• **Written problem**:
Look below and pull out each line with the word "beverages".

## START

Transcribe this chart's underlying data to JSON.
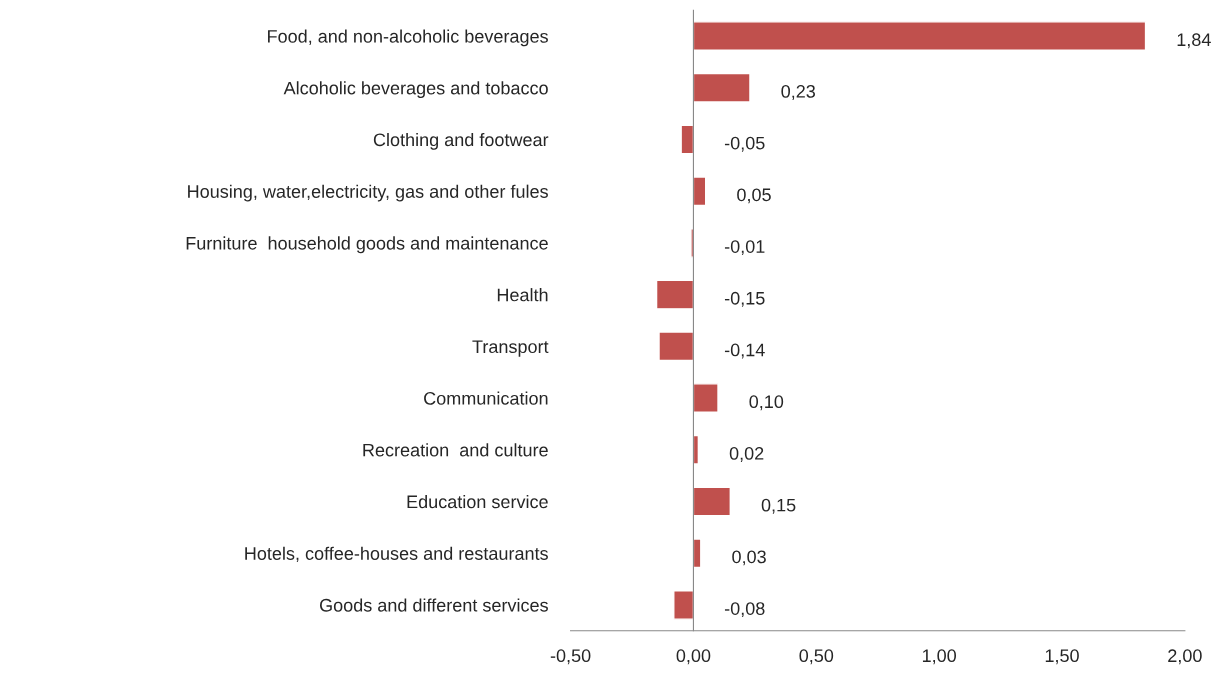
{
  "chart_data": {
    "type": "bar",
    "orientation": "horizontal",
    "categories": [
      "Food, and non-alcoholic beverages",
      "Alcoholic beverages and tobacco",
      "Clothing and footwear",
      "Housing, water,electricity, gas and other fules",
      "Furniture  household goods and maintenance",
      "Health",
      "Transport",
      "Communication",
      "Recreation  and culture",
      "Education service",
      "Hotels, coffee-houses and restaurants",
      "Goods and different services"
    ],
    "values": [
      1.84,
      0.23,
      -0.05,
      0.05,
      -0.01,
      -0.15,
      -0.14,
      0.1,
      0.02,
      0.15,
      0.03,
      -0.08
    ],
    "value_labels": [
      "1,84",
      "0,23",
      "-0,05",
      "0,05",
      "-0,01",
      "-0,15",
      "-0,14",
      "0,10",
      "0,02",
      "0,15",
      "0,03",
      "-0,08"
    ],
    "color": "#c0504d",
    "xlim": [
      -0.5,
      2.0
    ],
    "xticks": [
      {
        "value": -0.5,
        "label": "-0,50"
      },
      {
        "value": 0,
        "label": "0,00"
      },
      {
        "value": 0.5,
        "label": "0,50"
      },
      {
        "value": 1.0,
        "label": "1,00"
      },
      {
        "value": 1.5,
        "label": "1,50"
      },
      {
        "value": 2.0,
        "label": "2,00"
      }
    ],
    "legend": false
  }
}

## END

• **Result below**:
      "Food, and non-alcoholic beverages",
      "Alcoholic beverages and tobacco",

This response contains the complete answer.